◆ **TASK GOAL**: Word for word, restate every line of the listing that follows.

◆ **DATA FOR THE TASK**:

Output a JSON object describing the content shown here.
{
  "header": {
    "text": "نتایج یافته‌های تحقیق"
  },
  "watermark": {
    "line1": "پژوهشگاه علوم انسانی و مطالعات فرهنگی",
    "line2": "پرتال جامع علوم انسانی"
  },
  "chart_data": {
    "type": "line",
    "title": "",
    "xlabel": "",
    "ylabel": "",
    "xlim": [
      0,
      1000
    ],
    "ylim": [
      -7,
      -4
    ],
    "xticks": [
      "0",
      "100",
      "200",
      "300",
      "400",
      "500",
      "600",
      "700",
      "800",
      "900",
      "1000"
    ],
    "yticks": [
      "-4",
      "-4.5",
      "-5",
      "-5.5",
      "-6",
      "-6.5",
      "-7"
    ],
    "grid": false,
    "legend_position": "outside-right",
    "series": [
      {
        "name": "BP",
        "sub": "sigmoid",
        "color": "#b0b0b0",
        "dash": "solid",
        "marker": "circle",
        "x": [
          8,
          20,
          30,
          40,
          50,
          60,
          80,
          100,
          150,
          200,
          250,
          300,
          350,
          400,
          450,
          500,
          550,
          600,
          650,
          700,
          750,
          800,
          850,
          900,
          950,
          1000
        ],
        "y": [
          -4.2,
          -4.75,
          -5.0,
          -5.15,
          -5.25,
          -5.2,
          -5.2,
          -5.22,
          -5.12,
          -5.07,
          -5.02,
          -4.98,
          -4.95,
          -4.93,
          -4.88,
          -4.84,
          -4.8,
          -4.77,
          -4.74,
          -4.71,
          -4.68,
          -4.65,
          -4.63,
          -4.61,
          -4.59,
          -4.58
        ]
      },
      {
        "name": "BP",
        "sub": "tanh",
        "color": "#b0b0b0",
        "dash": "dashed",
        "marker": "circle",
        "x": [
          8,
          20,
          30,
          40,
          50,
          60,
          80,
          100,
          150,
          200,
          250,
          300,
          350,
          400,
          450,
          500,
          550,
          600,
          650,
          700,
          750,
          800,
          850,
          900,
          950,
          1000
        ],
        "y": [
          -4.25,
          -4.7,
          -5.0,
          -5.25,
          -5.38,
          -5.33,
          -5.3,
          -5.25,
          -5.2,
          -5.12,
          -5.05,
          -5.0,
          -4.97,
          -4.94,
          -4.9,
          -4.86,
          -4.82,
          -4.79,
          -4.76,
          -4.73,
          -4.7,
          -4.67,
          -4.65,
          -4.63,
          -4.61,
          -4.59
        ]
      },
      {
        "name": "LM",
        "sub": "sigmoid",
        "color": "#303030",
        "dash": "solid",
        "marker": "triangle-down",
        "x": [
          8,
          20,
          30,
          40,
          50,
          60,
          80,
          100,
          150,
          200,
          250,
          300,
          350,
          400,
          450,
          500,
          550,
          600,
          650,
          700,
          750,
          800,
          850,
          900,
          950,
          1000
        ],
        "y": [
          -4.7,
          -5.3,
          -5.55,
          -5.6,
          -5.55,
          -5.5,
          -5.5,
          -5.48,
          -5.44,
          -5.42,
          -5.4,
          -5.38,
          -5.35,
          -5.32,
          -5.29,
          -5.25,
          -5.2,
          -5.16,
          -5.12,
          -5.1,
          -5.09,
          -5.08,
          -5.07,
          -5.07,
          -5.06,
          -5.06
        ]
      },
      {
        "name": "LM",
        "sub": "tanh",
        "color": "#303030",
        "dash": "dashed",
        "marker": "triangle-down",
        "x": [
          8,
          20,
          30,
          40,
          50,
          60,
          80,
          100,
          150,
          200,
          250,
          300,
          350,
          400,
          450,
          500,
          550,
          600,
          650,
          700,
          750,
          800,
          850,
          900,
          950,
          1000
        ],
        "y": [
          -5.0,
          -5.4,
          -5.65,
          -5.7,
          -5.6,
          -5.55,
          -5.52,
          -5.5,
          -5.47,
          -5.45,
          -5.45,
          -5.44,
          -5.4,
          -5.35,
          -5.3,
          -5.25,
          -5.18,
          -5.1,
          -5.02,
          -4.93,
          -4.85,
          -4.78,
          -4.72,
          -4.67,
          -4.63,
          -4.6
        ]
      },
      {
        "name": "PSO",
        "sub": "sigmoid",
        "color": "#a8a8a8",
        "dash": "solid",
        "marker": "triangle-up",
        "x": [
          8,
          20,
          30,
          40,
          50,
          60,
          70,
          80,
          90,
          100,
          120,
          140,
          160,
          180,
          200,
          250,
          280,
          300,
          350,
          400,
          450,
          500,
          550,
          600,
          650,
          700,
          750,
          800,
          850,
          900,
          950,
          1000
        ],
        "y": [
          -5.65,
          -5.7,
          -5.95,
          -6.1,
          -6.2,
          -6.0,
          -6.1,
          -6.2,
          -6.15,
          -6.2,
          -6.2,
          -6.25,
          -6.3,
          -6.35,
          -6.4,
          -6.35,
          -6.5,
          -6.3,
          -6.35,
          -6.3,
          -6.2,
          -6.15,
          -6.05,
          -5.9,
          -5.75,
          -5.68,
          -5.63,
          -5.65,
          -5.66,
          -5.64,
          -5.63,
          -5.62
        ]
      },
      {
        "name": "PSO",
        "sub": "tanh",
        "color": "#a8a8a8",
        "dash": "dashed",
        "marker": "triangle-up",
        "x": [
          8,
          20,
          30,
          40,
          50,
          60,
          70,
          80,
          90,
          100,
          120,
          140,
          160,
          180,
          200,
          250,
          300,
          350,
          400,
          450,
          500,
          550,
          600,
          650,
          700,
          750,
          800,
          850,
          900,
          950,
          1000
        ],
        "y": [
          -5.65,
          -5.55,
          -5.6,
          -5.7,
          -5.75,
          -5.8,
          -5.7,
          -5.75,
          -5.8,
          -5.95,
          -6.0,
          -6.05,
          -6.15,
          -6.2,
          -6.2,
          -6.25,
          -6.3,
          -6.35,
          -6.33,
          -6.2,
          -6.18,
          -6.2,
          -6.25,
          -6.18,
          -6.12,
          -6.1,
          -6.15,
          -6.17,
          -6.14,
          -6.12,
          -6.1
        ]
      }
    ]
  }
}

◆ **EXERCISE RESPONSE**:
Output a JSON object describing the content shown here.
{
  "header": {
    "text": "نتایج یافته‌های تحقیق"
  },
  "watermark": {
    "line1": "پژوهشگاه علوم انسانی و مطالعات فرهنگی",
    "line2": "پرتال جامع علوم انسانی"
  },
  "chart_data": {
    "type": "line",
    "title": "",
    "xlabel": "",
    "ylabel": "",
    "xlim": [
      0,
      1000
    ],
    "ylim": [
      -7,
      -4
    ],
    "xticks": [
      "0",
      "100",
      "200",
      "300",
      "400",
      "500",
      "600",
      "700",
      "800",
      "900",
      "1000"
    ],
    "yticks": [
      "-4",
      "-4.5",
      "-5",
      "-5.5",
      "-6",
      "-6.5",
      "-7"
    ],
    "grid": false,
    "legend_position": "outside-right",
    "series": [
      {
        "name": "BP",
        "sub": "sigmoid",
        "color": "#b0b0b0",
        "dash": "solid",
        "marker": "circle",
        "x": [
          8,
          20,
          30,
          40,
          50,
          60,
          80,
          100,
          150,
          200,
          250,
          300,
          350,
          400,
          450,
          500,
          550,
          600,
          650,
          700,
          750,
          800,
          850,
          900,
          950,
          1000
        ],
        "y": [
          -4.2,
          -4.75,
          -5.0,
          -5.15,
          -5.25,
          -5.2,
          -5.2,
          -5.22,
          -5.12,
          -5.07,
          -5.02,
          -4.98,
          -4.95,
          -4.93,
          -4.88,
          -4.84,
          -4.8,
          -4.77,
          -4.74,
          -4.71,
          -4.68,
          -4.65,
          -4.63,
          -4.61,
          -4.59,
          -4.58
        ]
      },
      {
        "name": "BP",
        "sub": "tanh",
        "color": "#b0b0b0",
        "dash": "dashed",
        "marker": "circle",
        "x": [
          8,
          20,
          30,
          40,
          50,
          60,
          80,
          100,
          150,
          200,
          250,
          300,
          350,
          400,
          450,
          500,
          550,
          600,
          650,
          700,
          750,
          800,
          850,
          900,
          950,
          1000
        ],
        "y": [
          -4.25,
          -4.7,
          -5.0,
          -5.25,
          -5.38,
          -5.33,
          -5.3,
          -5.25,
          -5.2,
          -5.12,
          -5.05,
          -5.0,
          -4.97,
          -4.94,
          -4.9,
          -4.86,
          -4.82,
          -4.79,
          -4.76,
          -4.73,
          -4.7,
          -4.67,
          -4.65,
          -4.63,
          -4.61,
          -4.59
        ]
      },
      {
        "name": "LM",
        "sub": "sigmoid",
        "color": "#303030",
        "dash": "solid",
        "marker": "triangle-down",
        "x": [
          8,
          20,
          30,
          40,
          50,
          60,
          80,
          100,
          150,
          200,
          250,
          300,
          350,
          400,
          450,
          500,
          550,
          600,
          650,
          700,
          750,
          800,
          850,
          900,
          950,
          1000
        ],
        "y": [
          -4.7,
          -5.3,
          -5.55,
          -5.6,
          -5.55,
          -5.5,
          -5.5,
          -5.48,
          -5.44,
          -5.42,
          -5.4,
          -5.38,
          -5.35,
          -5.32,
          -5.29,
          -5.25,
          -5.2,
          -5.16,
          -5.12,
          -5.1,
          -5.09,
          -5.08,
          -5.07,
          -5.07,
          -5.06,
          -5.06
        ]
      },
      {
        "name": "LM",
        "sub": "tanh",
        "color": "#303030",
        "dash": "dashed",
        "marker": "triangle-down",
        "x": [
          8,
          20,
          30,
          40,
          50,
          60,
          80,
          100,
          150,
          200,
          250,
          300,
          350,
          400,
          450,
          500,
          550,
          600,
          650,
          700,
          750,
          800,
          850,
          900,
          950,
          1000
        ],
        "y": [
          -5.0,
          -5.4,
          -5.65,
          -5.7,
          -5.6,
          -5.55,
          -5.52,
          -5.5,
          -5.47,
          -5.45,
          -5.45,
          -5.44,
          -5.4,
          -5.35,
          -5.3,
          -5.25,
          -5.18,
          -5.1,
          -5.02,
          -4.93,
          -4.85,
          -4.78,
          -4.72,
          -4.67,
          -4.63,
          -4.6
        ]
      },
      {
        "name": "PSO",
        "sub": "sigmoid",
        "color": "#a8a8a8",
        "dash": "solid",
        "marker": "triangle-up",
        "x": [
          8,
          20,
          30,
          40,
          50,
          60,
          70,
          80,
          90,
          100,
          120,
          140,
          160,
          180,
          200,
          250,
          280,
          300,
          350,
          400,
          450,
          500,
          550,
          600,
          650,
          700,
          750,
          800,
          850,
          900,
          950,
          1000
        ],
        "y": [
          -5.65,
          -5.7,
          -5.95,
          -6.1,
          -6.2,
          -6.0,
          -6.1,
          -6.2,
          -6.15,
          -6.2,
          -6.2,
          -6.25,
          -6.3,
          -6.35,
          -6.4,
          -6.35,
          -6.5,
          -6.3,
          -6.35,
          -6.3,
          -6.2,
          -6.15,
          -6.05,
          -5.9,
          -5.75,
          -5.68,
          -5.63,
          -5.65,
          -5.66,
          -5.64,
          -5.63,
          -5.62
        ]
      },
      {
        "name": "PSO",
        "sub": "tanh",
        "color": "#a8a8a8",
        "dash": "dashed",
        "marker": "triangle-up",
        "x": [
          8,
          20,
          30,
          40,
          50,
          60,
          70,
          80,
          90,
          100,
          120,
          140,
          160,
          180,
          200,
          250,
          300,
          350,
          400,
          450,
          500,
          550,
          600,
          650,
          700,
          750,
          800,
          850,
          900,
          950,
          1000
        ],
        "y": [
          -5.65,
          -5.55,
          -5.6,
          -5.7,
          -5.75,
          -5.8,
          -5.7,
          -5.75,
          -5.8,
          -5.95,
          -6.0,
          -6.05,
          -6.15,
          -6.2,
          -6.2,
          -6.25,
          -6.3,
          -6.35,
          -6.33,
          -6.2,
          -6.18,
          -6.2,
          -6.25,
          -6.18,
          -6.12,
          -6.1,
          -6.15,
          -6.17,
          -6.14,
          -6.12,
          -6.1
        ]
      }
    ]
  }
}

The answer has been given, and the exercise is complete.